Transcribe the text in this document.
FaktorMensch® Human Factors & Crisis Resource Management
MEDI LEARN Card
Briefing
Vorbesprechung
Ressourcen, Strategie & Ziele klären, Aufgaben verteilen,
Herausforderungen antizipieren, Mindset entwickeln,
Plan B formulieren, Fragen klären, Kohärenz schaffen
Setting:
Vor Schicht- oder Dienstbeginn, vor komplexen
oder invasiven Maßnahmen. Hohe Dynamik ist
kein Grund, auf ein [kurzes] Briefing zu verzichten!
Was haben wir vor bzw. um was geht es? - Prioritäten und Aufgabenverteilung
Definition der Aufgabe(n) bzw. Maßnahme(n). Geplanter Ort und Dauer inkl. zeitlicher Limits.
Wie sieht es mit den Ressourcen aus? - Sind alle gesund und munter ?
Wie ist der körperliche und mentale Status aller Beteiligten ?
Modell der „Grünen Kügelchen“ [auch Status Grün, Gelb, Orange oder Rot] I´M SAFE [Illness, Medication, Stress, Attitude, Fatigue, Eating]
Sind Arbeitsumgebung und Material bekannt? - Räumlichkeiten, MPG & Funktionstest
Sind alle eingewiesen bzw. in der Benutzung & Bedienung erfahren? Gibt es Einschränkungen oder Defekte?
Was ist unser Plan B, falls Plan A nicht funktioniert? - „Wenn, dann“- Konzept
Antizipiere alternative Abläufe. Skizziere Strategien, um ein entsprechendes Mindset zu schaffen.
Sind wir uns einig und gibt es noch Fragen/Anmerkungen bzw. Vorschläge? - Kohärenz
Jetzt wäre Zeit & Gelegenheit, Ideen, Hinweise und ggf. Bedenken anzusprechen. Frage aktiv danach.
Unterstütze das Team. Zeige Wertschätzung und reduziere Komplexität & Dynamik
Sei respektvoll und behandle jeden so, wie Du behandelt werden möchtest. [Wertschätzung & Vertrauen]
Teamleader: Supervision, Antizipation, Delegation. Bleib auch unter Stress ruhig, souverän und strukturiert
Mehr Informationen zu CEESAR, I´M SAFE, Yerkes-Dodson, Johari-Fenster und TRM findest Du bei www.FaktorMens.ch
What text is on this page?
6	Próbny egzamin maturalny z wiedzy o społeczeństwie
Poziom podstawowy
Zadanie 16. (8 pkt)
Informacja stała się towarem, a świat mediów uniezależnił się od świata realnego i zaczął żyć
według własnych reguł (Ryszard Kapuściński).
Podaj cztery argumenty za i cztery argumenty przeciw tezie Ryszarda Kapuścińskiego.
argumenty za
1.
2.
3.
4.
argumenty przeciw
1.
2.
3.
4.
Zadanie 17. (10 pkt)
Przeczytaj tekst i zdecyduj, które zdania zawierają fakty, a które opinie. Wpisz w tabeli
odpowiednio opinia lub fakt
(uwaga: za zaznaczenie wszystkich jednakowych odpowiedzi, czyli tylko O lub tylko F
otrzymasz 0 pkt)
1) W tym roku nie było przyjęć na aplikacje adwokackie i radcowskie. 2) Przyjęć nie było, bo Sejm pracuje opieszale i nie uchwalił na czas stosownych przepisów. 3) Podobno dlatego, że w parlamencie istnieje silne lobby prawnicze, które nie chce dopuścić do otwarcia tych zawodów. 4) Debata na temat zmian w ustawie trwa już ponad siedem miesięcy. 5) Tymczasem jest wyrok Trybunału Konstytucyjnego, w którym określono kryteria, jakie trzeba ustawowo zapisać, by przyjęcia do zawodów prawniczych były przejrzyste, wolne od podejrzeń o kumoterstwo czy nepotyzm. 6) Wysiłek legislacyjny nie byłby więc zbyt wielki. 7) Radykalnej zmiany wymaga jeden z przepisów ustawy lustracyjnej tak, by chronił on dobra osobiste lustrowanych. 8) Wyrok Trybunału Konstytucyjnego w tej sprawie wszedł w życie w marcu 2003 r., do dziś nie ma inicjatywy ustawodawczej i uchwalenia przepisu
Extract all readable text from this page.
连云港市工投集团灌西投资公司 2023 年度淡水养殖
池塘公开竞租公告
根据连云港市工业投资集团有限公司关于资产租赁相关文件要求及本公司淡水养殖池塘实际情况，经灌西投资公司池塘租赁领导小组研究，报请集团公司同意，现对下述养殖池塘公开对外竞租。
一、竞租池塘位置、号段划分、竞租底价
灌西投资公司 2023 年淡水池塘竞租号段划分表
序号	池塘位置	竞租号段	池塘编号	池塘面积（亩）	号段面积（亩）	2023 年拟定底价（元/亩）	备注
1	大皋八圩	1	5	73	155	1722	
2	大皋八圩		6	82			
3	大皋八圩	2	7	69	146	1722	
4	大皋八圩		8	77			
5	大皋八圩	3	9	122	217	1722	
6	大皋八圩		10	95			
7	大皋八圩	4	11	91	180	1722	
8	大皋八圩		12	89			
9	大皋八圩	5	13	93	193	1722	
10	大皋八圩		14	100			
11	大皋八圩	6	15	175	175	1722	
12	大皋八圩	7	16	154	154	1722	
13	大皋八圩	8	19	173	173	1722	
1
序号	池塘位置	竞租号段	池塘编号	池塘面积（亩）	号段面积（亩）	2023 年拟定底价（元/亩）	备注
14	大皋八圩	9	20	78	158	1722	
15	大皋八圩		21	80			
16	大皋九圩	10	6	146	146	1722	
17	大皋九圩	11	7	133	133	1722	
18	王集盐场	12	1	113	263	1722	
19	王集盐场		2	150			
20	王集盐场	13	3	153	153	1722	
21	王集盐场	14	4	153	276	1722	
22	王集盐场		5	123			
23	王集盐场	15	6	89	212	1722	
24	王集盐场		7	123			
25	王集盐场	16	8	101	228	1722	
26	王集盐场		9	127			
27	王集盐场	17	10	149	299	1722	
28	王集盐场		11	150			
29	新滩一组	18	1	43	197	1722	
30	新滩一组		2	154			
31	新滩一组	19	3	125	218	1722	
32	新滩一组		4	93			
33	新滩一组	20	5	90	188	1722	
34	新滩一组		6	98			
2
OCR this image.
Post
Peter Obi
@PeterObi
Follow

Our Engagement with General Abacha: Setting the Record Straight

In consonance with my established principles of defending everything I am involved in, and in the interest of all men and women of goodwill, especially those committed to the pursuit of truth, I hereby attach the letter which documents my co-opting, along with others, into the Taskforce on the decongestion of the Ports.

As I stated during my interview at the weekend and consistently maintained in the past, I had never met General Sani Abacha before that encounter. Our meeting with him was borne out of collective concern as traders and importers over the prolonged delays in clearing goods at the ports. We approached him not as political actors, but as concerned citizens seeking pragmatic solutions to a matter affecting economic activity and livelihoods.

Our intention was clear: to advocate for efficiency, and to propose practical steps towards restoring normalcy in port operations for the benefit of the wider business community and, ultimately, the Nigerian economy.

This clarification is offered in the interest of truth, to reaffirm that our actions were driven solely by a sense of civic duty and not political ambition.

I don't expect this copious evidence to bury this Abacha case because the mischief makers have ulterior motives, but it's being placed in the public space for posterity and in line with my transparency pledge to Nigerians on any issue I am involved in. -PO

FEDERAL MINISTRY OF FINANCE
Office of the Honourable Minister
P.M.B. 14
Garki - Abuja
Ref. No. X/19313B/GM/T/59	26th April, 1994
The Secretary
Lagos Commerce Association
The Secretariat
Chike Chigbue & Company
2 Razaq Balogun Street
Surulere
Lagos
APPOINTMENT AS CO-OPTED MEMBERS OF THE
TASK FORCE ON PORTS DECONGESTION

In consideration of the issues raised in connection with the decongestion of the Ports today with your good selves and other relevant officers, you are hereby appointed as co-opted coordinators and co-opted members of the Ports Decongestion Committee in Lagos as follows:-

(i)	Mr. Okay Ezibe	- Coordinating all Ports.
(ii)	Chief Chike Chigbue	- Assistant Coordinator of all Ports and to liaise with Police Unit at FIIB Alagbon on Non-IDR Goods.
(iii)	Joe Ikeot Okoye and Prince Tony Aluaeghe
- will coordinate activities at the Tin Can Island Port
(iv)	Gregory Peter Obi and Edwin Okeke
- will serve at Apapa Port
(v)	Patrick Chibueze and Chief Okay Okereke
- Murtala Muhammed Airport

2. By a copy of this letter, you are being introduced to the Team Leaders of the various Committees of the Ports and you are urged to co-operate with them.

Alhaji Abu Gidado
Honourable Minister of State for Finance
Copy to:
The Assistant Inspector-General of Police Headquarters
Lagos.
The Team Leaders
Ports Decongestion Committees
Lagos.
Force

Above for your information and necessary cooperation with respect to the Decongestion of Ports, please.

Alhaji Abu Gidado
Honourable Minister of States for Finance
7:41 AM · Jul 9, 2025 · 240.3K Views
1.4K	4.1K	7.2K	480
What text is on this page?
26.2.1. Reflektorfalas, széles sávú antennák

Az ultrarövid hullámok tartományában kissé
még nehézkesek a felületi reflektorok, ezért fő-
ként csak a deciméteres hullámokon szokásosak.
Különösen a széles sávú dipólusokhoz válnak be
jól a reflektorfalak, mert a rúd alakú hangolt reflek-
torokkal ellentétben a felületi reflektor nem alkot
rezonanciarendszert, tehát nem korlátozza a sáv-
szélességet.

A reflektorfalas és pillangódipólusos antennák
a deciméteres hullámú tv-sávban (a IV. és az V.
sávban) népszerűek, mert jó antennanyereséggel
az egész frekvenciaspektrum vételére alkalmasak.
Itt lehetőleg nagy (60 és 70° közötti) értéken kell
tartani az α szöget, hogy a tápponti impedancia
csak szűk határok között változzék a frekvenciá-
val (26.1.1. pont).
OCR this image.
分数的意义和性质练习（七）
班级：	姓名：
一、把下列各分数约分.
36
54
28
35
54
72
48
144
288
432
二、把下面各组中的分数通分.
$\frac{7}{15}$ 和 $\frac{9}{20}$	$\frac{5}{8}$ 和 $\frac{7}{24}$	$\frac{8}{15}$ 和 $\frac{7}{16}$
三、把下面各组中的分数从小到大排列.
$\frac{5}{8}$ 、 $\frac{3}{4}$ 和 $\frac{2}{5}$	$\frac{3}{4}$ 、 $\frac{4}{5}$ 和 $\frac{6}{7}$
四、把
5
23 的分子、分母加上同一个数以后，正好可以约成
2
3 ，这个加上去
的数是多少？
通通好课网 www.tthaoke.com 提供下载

● ● ● ● ●

WHAT IS BEING ASKED => Where a line above holds the string "Police", show that line.

TASK RESULT =>
(ii)	Chief Chike Chigbue	- Assistant Coordinator of all Ports and to liaise with Police Unit at FIIB Alagbon on Non-IDR Goods.
The Assistant Inspector-General of Police Headquarters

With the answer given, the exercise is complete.